Task to complete »
Copy out each line containing "better" from the entries below.
------ Data supplied
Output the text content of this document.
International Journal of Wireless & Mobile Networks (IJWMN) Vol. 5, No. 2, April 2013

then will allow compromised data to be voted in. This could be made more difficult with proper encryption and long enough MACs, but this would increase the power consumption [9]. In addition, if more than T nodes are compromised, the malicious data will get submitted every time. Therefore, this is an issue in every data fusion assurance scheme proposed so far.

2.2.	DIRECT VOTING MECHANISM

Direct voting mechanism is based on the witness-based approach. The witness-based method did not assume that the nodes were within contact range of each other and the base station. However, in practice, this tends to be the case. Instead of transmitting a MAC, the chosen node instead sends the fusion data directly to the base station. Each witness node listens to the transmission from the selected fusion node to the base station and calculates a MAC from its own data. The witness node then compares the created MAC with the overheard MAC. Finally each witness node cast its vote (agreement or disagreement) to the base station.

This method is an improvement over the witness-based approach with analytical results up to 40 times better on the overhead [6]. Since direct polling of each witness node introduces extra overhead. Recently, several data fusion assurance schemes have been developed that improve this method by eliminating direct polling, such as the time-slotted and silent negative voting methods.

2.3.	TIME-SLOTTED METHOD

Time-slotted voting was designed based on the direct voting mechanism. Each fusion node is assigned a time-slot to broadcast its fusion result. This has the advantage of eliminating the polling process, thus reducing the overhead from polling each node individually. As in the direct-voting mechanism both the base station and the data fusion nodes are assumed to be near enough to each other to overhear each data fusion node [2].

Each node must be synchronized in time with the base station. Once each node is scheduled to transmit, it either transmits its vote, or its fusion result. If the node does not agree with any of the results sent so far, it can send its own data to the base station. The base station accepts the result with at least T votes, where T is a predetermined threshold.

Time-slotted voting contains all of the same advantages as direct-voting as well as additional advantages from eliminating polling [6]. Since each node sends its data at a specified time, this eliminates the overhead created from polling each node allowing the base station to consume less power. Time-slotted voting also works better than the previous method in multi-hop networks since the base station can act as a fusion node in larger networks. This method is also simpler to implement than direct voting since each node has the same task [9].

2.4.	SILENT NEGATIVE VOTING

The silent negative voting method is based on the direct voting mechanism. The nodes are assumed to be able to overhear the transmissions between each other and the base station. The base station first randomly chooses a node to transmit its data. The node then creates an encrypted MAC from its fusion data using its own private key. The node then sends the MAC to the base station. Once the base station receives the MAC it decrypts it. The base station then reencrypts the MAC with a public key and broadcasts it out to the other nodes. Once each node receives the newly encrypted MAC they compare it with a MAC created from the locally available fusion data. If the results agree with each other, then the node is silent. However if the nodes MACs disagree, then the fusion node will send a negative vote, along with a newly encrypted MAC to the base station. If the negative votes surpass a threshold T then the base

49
------------
Full solution »
This method is an improvement over the witness-based approach with analytical results up to 40 times better on the overhead [6]. Since direct polling of each witness node introduces extra overhead. Recently, several data fusion assurance schemes have been developed that improve this method by eliminating direct polling, such as the time-slotted and silent negative voting methods.
Time-slotted voting contains all of the same advantages as direct-voting as well as additional advantages from eliminating polling [6]. Since each node sends its data at a specified time, this eliminates the overhead created from polling each node allowing the base station to consume less power. Time-slotted voting also works better than the previous method in multi-hop networks since the base station can act as a fusion node in larger networks. This method is also simpler to implement than direct voting since each node has the same task [9].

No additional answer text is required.